### [GIVEN TASK]
Pull out each line of the records holding the string "الإصلاحات".

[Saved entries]
++++++++++

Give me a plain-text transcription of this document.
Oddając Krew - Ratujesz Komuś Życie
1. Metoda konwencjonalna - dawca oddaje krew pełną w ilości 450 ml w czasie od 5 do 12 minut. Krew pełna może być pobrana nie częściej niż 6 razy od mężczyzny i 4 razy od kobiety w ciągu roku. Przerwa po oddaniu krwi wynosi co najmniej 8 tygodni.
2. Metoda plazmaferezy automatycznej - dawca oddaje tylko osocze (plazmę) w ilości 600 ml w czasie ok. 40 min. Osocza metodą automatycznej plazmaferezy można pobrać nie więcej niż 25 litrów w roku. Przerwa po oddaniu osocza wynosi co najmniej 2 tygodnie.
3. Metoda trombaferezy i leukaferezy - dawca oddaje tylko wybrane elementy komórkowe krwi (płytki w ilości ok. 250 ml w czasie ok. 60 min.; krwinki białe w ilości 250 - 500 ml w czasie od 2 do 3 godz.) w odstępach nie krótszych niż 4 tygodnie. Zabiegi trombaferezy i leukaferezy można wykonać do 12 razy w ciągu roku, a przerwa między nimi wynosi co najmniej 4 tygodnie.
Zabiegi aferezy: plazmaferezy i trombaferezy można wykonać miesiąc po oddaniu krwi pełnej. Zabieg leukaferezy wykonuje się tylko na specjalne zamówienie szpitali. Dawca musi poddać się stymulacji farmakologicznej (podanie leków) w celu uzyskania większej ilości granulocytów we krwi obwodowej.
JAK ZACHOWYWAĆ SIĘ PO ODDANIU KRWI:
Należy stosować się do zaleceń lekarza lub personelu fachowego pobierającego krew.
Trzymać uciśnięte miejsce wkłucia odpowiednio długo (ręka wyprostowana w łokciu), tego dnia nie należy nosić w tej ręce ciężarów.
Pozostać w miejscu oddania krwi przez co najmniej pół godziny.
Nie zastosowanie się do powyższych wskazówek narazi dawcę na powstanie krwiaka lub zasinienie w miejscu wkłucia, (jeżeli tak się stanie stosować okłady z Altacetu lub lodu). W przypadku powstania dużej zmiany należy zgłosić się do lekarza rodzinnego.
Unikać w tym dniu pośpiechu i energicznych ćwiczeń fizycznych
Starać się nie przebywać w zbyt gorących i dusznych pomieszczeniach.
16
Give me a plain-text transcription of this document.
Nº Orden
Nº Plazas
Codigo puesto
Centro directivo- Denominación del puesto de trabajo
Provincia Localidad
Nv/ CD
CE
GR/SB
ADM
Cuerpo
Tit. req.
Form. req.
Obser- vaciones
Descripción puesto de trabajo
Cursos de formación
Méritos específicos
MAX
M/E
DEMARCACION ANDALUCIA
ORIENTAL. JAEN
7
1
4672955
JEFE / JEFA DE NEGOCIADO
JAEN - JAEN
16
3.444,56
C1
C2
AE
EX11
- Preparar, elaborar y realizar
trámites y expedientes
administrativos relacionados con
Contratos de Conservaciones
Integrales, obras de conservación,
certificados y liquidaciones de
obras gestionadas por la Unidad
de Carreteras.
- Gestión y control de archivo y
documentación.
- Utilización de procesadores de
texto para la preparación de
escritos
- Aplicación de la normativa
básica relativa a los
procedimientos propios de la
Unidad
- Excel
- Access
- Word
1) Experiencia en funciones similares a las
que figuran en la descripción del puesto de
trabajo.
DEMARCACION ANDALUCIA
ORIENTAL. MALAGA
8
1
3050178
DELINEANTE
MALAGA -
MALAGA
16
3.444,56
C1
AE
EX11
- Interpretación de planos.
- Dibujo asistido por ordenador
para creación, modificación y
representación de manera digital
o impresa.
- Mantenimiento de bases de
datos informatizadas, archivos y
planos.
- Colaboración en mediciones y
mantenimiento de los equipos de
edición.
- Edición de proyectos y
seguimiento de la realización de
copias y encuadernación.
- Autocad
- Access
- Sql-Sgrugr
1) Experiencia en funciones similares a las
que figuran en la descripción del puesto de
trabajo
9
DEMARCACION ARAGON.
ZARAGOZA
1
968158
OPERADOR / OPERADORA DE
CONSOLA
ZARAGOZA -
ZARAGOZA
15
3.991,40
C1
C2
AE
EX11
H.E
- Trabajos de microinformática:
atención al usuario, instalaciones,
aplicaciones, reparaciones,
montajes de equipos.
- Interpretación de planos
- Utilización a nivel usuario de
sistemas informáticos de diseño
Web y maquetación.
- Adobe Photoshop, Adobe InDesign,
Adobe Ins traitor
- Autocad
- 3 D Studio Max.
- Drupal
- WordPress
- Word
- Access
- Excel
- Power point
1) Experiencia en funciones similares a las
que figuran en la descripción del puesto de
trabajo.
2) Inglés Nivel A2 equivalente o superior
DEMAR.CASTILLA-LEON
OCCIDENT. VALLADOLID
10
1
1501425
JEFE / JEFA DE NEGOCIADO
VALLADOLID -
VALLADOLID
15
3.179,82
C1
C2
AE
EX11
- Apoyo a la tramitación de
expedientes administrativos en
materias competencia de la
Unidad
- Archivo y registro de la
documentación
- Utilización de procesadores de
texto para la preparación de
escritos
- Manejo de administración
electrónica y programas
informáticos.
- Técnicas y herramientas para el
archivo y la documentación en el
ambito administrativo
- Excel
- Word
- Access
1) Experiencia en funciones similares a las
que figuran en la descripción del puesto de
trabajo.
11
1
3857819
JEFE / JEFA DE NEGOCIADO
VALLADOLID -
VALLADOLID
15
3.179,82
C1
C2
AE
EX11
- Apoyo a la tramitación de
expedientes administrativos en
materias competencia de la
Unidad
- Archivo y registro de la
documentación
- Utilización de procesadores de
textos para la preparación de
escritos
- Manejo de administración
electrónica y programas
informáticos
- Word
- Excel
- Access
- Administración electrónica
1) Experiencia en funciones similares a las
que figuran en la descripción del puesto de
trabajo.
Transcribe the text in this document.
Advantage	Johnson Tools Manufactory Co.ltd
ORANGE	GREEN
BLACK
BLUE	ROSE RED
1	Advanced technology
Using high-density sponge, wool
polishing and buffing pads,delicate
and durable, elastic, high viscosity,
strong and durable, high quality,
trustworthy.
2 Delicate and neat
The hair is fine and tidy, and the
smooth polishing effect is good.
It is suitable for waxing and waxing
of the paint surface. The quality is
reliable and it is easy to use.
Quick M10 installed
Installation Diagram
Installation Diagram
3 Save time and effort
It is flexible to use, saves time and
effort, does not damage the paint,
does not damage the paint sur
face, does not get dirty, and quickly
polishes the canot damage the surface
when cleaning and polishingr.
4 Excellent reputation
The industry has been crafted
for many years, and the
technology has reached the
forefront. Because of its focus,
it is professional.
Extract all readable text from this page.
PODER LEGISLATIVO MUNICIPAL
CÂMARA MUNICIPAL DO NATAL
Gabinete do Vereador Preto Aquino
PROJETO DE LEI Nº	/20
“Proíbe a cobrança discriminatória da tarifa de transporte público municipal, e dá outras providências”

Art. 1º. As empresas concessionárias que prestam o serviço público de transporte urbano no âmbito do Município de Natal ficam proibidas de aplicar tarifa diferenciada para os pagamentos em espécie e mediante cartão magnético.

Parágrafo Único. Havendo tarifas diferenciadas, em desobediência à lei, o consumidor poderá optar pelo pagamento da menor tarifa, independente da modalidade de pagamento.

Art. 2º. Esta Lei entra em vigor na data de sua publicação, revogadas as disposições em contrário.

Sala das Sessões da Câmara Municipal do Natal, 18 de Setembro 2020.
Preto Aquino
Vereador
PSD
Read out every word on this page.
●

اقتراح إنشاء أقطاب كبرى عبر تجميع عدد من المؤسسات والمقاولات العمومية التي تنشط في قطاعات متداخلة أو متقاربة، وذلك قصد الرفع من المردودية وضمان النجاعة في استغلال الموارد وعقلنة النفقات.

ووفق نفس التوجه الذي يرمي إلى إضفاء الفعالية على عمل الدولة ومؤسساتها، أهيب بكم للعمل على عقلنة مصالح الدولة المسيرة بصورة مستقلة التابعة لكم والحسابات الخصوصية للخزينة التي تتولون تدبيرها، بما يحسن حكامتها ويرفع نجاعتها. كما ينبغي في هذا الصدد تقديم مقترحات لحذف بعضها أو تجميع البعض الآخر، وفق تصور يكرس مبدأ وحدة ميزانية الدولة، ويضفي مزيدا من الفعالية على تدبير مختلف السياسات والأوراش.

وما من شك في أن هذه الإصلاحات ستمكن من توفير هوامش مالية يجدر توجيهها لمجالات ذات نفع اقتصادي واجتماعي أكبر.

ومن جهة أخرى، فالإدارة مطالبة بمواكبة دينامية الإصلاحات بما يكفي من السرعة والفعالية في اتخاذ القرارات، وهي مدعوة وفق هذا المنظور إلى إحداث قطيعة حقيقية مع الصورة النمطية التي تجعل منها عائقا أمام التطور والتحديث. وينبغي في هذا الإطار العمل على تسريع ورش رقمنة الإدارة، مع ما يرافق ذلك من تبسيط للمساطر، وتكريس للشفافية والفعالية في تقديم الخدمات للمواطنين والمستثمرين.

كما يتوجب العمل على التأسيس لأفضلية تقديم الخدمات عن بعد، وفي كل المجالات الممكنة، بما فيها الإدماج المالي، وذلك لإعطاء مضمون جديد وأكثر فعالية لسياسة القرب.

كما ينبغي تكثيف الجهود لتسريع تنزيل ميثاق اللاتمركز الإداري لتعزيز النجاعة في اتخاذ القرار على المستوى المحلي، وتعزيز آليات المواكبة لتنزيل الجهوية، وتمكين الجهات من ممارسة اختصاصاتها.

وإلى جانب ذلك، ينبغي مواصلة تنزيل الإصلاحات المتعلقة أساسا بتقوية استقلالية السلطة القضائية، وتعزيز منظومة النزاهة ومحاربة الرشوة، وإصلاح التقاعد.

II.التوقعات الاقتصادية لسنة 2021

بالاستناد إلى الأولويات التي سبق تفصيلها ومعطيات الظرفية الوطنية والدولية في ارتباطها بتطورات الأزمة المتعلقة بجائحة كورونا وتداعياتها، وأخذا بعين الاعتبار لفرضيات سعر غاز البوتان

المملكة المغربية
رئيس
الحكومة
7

++++++++++

### [EXERCISE RESULT]
وما من شك في أن هذه الإصلاحات ستمكن من توفير هوامش مالية يجدر توجيهها لمجالات ذات نفع اقتصادي واجتماعي أكبر.
ومن جهة أخرى، فالإدارة مطالبة بمواكبة دينامية الإصلاحات بما يكفي من السرعة والفعالية في اتخاذ القرارات، وهي مدعوة وفق هذا المنظور إلى إحداث قطيعة حقيقية مع الصورة النمطية التي تجعل منها عائقا أمام التطور والتحديث. وينبغي في هذا الإطار العمل على تسريع ورش رقمنة الإدارة، مع ما يرافق ذلك من تبسيط للمساطر، وتكريس للشفافية والفعالية في تقديم الخدمات للمواطنين والمستثمرين.
وإلى جانب ذلك، ينبغي مواصلة تنزيل الإصلاحات المتعلقة أساسا بتقوية استقلالية السلطة القضائية، وتعزيز منظومة النزاهة ومحاربة الرشوة، وإصلاح التقاعد.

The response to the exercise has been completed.